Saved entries
+---+
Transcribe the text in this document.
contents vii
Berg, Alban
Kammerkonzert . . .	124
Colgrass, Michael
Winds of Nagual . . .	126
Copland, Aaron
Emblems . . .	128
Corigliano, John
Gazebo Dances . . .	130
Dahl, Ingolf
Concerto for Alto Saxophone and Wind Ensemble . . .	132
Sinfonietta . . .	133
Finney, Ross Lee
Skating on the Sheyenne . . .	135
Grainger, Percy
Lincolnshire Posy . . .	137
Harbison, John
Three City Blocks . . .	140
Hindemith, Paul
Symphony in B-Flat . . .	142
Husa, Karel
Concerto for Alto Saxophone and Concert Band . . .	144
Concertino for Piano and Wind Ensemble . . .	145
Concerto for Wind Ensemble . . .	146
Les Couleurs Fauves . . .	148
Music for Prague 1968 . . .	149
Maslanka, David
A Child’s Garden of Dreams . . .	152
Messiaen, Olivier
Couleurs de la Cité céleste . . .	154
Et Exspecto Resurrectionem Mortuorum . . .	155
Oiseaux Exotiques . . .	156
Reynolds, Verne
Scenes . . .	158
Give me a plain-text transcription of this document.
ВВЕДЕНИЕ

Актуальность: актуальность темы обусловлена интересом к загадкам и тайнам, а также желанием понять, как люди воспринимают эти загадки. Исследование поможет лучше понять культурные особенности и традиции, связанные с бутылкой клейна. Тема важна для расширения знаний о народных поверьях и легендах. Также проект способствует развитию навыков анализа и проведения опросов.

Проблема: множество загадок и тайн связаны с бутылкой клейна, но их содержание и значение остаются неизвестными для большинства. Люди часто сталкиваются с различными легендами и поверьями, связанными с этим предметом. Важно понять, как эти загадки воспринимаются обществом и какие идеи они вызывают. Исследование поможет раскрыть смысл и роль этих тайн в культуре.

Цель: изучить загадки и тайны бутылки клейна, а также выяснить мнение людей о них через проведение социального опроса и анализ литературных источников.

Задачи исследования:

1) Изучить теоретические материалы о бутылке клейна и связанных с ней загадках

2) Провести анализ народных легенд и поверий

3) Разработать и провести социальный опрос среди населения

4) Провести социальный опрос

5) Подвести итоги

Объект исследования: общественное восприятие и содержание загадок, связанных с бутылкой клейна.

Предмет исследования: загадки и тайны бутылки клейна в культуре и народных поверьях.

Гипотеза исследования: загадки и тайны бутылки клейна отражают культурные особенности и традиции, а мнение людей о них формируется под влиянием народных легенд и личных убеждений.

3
+---+
All of the entries above must be quoted exactly.

Transcribe the text in this document.
contents vii
Berg, Alban
Kammerkonzert . . .	124
Colgrass, Michael
Winds of Nagual . . .	126
Copland, Aaron
Emblems . . .	128
Corigliano, John
Gazebo Dances . . .	130
Dahl, Ingolf
Concerto for Alto Saxophone and Wind Ensemble . . .	132
Sinfonietta . . .	133
Finney, Ross Lee
Skating on the Sheyenne . . .	135
Grainger, Percy
Lincolnshire Posy . . .	137
Harbison, John
Three City Blocks . . .	140
Hindemith, Paul
Symphony in B-Flat . . .	142
Husa, Karel
Concerto for Alto Saxophone and Concert Band . . .	144
Concertino for Piano and Wind Ensemble . . .	145
Concerto for Wind Ensemble . . .	146
Les Couleurs Fauves . . .	148
Music for Prague 1968 . . .	149
Maslanka, David
A Child’s Garden of Dreams . . .	152
Messiaen, Olivier
Couleurs de la Cité céleste . . .	154
Et Exspecto Resurrectionem Mortuorum . . .	155
Oiseaux Exotiques . . .	156
Reynolds, Verne
Scenes . . .	158
Give me a plain-text transcription of this document.
ВВЕДЕНИЕ

Актуальность: актуальность темы обусловлена интересом к загадкам и тайнам, а также желанием понять, как люди воспринимают эти загадки. Исследование поможет лучше понять культурные особенности и традиции, связанные с бутылкой клейна. Тема важна для расширения знаний о народных поверьях и легендах. Также проект способствует развитию навыков анализа и проведения опросов.

Проблема: множество загадок и тайн связаны с бутылкой клейна, но их содержание и значение остаются неизвестными для большинства. Люди часто сталкиваются с различными легендами и поверьями, связанными с этим предметом. Важно понять, как эти загадки воспринимаются обществом и какие идеи они вызывают. Исследование поможет раскрыть смысл и роль этих тайн в культуре.

Цель: изучить загадки и тайны бутылки клейна, а также выяснить мнение людей о них через проведение социального опроса и анализ литературных источников.

Задачи исследования:

1) Изучить теоретические материалы о бутылке клейна и связанных с ней загадках

2) Провести анализ народных легенд и поверий

3) Разработать и провести социальный опрос среди населения

4) Провести социальный опрос

5) Подвести итоги

Объект исследования: общественное восприятие и содержание загадок, связанных с бутылкой клейна.

Предмет исследования: загадки и тайны бутылки клейна в культуре и народных поверьях.

Гипотеза исследования: загадки и тайны бутылки клейна отражают культурные особенности и традиции, а мнение людей о них формируется под влиянием народных легенд и личных убеждений.

3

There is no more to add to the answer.